— begin Task input —

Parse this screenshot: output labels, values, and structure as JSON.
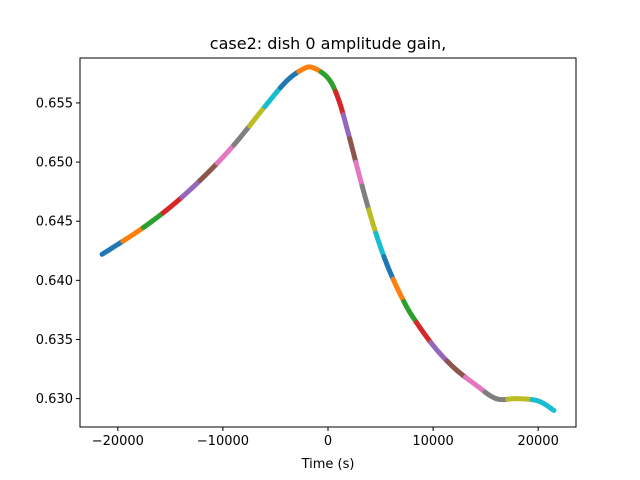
{
  "chart_data": {
    "type": "line",
    "title": "case2: dish 0 amplitude gain,",
    "xlabel": "Time (s)",
    "ylabel": "",
    "xlim": [
      -23600,
      23600
    ],
    "ylim": [
      0.6276,
      0.6588
    ],
    "xticks": [
      -20000,
      -10000,
      0,
      10000,
      20000
    ],
    "xtick_labels": [
      "−20000",
      "−10000",
      "0",
      "10000",
      "20000"
    ],
    "yticks": [
      0.63,
      0.635,
      0.64,
      0.645,
      0.65,
      0.655
    ],
    "ytick_labels": [
      "0.630",
      "0.635",
      "0.640",
      "0.645",
      "0.650",
      "0.655"
    ],
    "grid": false,
    "legend": "none",
    "curve_points": [
      {
        "x": -21500,
        "y": 0.6422
      },
      {
        "x": -18000,
        "y": 0.6442
      },
      {
        "x": -15000,
        "y": 0.6462
      },
      {
        "x": -12000,
        "y": 0.6486
      },
      {
        "x": -9000,
        "y": 0.6514
      },
      {
        "x": -6000,
        "y": 0.6547
      },
      {
        "x": -4000,
        "y": 0.6568
      },
      {
        "x": -2500,
        "y": 0.6578
      },
      {
        "x": -1500,
        "y": 0.658
      },
      {
        "x": 0,
        "y": 0.6571
      },
      {
        "x": 1000,
        "y": 0.6553
      },
      {
        "x": 2000,
        "y": 0.6522
      },
      {
        "x": 3000,
        "y": 0.6488
      },
      {
        "x": 4000,
        "y": 0.6456
      },
      {
        "x": 5000,
        "y": 0.6428
      },
      {
        "x": 6000,
        "y": 0.6405
      },
      {
        "x": 7000,
        "y": 0.6386
      },
      {
        "x": 8000,
        "y": 0.637
      },
      {
        "x": 10000,
        "y": 0.6345
      },
      {
        "x": 12000,
        "y": 0.6326
      },
      {
        "x": 14000,
        "y": 0.6312
      },
      {
        "x": 16000,
        "y": 0.63
      },
      {
        "x": 18000,
        "y": 0.63
      },
      {
        "x": 20000,
        "y": 0.6298
      },
      {
        "x": 21500,
        "y": 0.629
      }
    ],
    "segment_colors": [
      "#1f77b4",
      "#ff7f0e",
      "#2ca02c",
      "#d62728",
      "#9467bd",
      "#8c564b",
      "#e377c2",
      "#7f7f7f",
      "#bcbd22",
      "#17becf"
    ]
  }
}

— end Task input —

Without including any pictures, print each record exactly.

_Final result_
Parse this screenshot: output labels, values, and structure as JSON.
{
  "chart_data": {
    "type": "line",
    "title": "case2: dish 0 amplitude gain,",
    "xlabel": "Time (s)",
    "ylabel": "",
    "xlim": [
      -23600,
      23600
    ],
    "ylim": [
      0.6276,
      0.6588
    ],
    "xticks": [
      -20000,
      -10000,
      0,
      10000,
      20000
    ],
    "xtick_labels": [
      "−20000",
      "−10000",
      "0",
      "10000",
      "20000"
    ],
    "yticks": [
      0.63,
      0.635,
      0.64,
      0.645,
      0.65,
      0.655
    ],
    "ytick_labels": [
      "0.630",
      "0.635",
      "0.640",
      "0.645",
      "0.650",
      "0.655"
    ],
    "grid": false,
    "legend": "none",
    "curve_points": [
      {
        "x": -21500,
        "y": 0.6422
      },
      {
        "x": -18000,
        "y": 0.6442
      },
      {
        "x": -15000,
        "y": 0.6462
      },
      {
        "x": -12000,
        "y": 0.6486
      },
      {
        "x": -9000,
        "y": 0.6514
      },
      {
        "x": -6000,
        "y": 0.6547
      },
      {
        "x": -4000,
        "y": 0.6568
      },
      {
        "x": -2500,
        "y": 0.6578
      },
      {
        "x": -1500,
        "y": 0.658
      },
      {
        "x": 0,
        "y": 0.6571
      },
      {
        "x": 1000,
        "y": 0.6553
      },
      {
        "x": 2000,
        "y": 0.6522
      },
      {
        "x": 3000,
        "y": 0.6488
      },
      {
        "x": 4000,
        "y": 0.6456
      },
      {
        "x": 5000,
        "y": 0.6428
      },
      {
        "x": 6000,
        "y": 0.6405
      },
      {
        "x": 7000,
        "y": 0.6386
      },
      {
        "x": 8000,
        "y": 0.637
      },
      {
        "x": 10000,
        "y": 0.6345
      },
      {
        "x": 12000,
        "y": 0.6326
      },
      {
        "x": 14000,
        "y": 0.6312
      },
      {
        "x": 16000,
        "y": 0.63
      },
      {
        "x": 18000,
        "y": 0.63
      },
      {
        "x": 20000,
        "y": 0.6298
      },
      {
        "x": 21500,
        "y": 0.629
      }
    ],
    "segment_colors": [
      "#1f77b4",
      "#ff7f0e",
      "#2ca02c",
      "#d62728",
      "#9467bd",
      "#8c564b",
      "#e377c2",
      "#7f7f7f",
      "#bcbd22",
      "#17becf"
    ]
  }
}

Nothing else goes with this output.